## DIRECTION
Write every line out verbatim and omit the pictures.

## EXTRACTED ENTRIES
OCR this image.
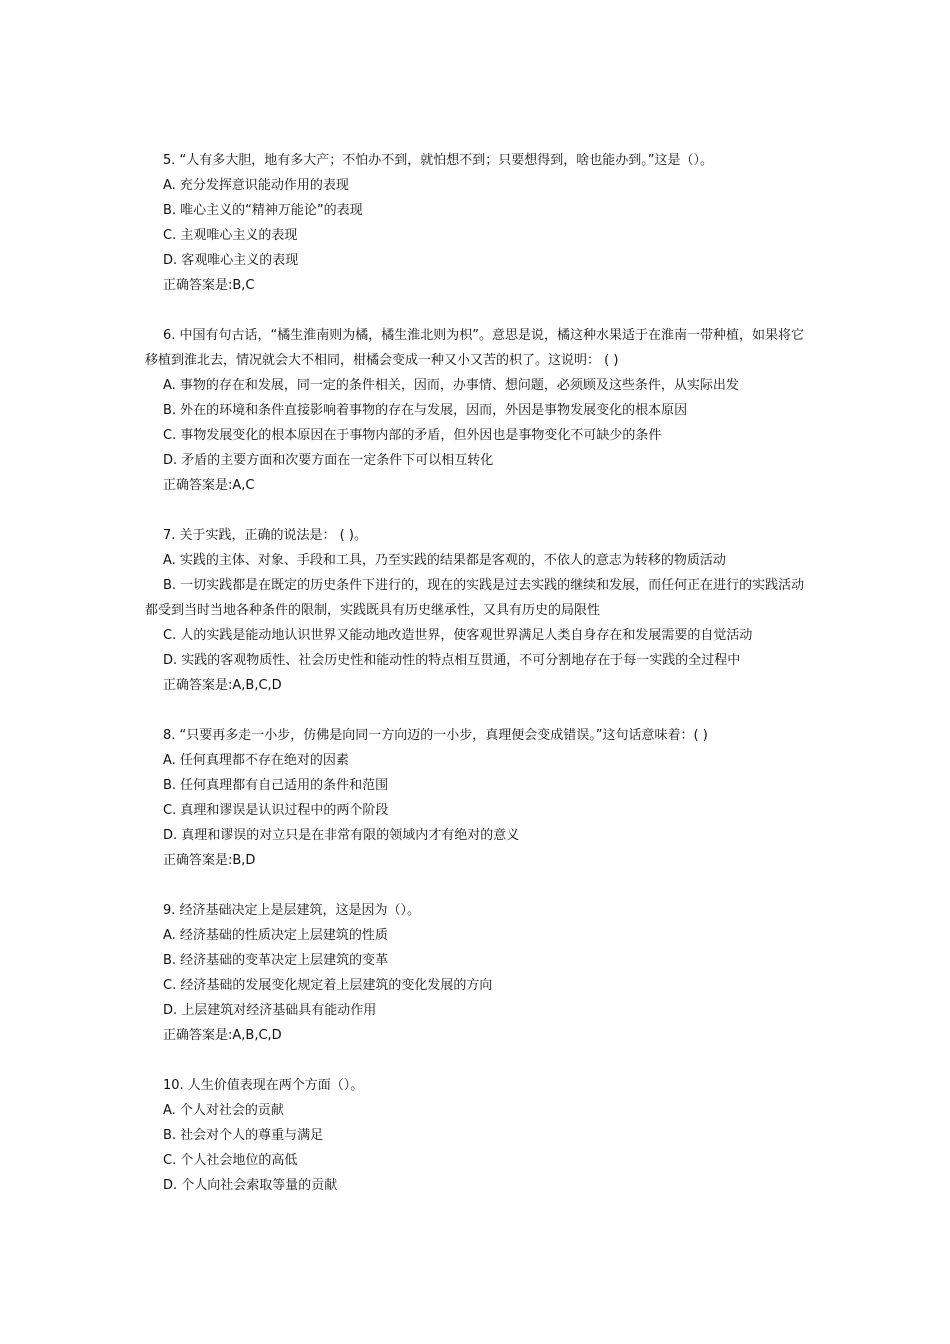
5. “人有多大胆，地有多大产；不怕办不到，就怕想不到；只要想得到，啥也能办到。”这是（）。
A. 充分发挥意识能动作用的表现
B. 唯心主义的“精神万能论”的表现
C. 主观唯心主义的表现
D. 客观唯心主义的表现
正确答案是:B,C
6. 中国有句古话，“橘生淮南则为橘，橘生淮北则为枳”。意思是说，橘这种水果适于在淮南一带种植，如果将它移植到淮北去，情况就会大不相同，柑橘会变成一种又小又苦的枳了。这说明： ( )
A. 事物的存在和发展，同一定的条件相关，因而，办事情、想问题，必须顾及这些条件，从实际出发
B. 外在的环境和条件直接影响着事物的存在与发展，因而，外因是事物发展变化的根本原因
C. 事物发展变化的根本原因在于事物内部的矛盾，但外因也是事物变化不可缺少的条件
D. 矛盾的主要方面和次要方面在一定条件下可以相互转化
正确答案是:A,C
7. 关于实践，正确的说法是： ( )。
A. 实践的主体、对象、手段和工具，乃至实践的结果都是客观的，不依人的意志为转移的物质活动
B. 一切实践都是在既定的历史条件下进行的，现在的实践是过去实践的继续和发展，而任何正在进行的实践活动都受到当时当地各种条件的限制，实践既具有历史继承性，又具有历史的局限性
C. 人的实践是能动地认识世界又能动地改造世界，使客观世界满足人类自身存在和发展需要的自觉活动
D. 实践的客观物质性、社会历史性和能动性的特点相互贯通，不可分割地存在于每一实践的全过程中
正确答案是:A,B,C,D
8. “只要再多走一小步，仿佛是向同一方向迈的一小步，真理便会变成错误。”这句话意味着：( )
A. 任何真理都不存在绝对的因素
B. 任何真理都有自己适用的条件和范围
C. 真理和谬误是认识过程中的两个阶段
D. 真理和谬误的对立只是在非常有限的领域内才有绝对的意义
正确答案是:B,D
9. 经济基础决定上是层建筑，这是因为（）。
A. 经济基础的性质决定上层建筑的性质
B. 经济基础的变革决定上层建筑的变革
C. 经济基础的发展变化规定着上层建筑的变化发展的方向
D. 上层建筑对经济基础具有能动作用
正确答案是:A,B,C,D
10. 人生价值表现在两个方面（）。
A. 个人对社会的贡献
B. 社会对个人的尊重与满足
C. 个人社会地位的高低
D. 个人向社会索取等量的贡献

## FINAL ANSWER
OCR this image.
5. “人有多大胆，地有多大产；不怕办不到，就怕想不到；只要想得到，啥也能办到。”这是（）。
A. 充分发挥意识能动作用的表现
B. 唯心主义的“精神万能论”的表现
C. 主观唯心主义的表现
D. 客观唯心主义的表现
正确答案是:B,C
6. 中国有句古话，“橘生淮南则为橘，橘生淮北则为枳”。意思是说，橘这种水果适于在淮南一带种植，如果将它移植到淮北去，情况就会大不相同，柑橘会变成一种又小又苦的枳了。这说明： ( )
A. 事物的存在和发展，同一定的条件相关，因而，办事情、想问题，必须顾及这些条件，从实际出发
B. 外在的环境和条件直接影响着事物的存在与发展，因而，外因是事物发展变化的根本原因
C. 事物发展变化的根本原因在于事物内部的矛盾，但外因也是事物变化不可缺少的条件
D. 矛盾的主要方面和次要方面在一定条件下可以相互转化
正确答案是:A,C
7. 关于实践，正确的说法是： ( )。
A. 实践的主体、对象、手段和工具，乃至实践的结果都是客观的，不依人的意志为转移的物质活动
B. 一切实践都是在既定的历史条件下进行的，现在的实践是过去实践的继续和发展，而任何正在进行的实践活动都受到当时当地各种条件的限制，实践既具有历史继承性，又具有历史的局限性
C. 人的实践是能动地认识世界又能动地改造世界，使客观世界满足人类自身存在和发展需要的自觉活动
D. 实践的客观物质性、社会历史性和能动性的特点相互贯通，不可分割地存在于每一实践的全过程中
正确答案是:A,B,C,D
8. “只要再多走一小步，仿佛是向同一方向迈的一小步，真理便会变成错误。”这句话意味着：( )
A. 任何真理都不存在绝对的因素
B. 任何真理都有自己适用的条件和范围
C. 真理和谬误是认识过程中的两个阶段
D. 真理和谬误的对立只是在非常有限的领域内才有绝对的意义
正确答案是:B,D
9. 经济基础决定上是层建筑，这是因为（）。
A. 经济基础的性质决定上层建筑的性质
B. 经济基础的变革决定上层建筑的变革
C. 经济基础的发展变化规定着上层建筑的变化发展的方向
D. 上层建筑对经济基础具有能动作用
正确答案是:A,B,C,D
10. 人生价值表现在两个方面（）。
A. 个人对社会的贡献
B. 社会对个人的尊重与满足
C. 个人社会地位的高低
D. 个人向社会索取等量的贡献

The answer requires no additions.